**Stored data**
►
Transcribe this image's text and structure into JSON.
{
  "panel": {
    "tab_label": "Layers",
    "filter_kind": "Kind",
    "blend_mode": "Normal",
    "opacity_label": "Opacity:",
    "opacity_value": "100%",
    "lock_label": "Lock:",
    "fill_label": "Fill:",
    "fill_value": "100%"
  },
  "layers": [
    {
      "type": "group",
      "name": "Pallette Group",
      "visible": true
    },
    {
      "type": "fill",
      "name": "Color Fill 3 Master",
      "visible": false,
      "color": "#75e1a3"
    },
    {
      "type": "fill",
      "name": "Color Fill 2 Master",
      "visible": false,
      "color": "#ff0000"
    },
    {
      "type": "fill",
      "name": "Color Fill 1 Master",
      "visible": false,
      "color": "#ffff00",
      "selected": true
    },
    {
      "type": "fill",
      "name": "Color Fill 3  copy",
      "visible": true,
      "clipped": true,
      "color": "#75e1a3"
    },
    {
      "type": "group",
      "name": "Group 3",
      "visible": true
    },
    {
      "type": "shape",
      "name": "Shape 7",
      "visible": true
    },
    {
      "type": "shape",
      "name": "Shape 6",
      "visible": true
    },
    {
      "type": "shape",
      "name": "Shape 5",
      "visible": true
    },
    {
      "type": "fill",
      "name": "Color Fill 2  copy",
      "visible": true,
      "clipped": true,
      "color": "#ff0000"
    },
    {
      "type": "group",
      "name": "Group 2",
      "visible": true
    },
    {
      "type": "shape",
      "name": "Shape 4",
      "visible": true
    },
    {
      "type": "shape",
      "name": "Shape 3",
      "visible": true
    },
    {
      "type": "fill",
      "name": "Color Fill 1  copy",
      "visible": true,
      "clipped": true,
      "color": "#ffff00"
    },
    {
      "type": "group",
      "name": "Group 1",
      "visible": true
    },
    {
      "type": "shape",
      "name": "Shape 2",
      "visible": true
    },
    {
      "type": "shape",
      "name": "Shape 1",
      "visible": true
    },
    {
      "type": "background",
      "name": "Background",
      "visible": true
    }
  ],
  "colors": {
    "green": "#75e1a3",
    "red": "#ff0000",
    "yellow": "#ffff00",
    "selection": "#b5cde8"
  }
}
◄
**YOUR INSTRUCTIONS**
Give solely the number of lines in the data that contain the string "Master".

**EXERCISE OUTPUT**
3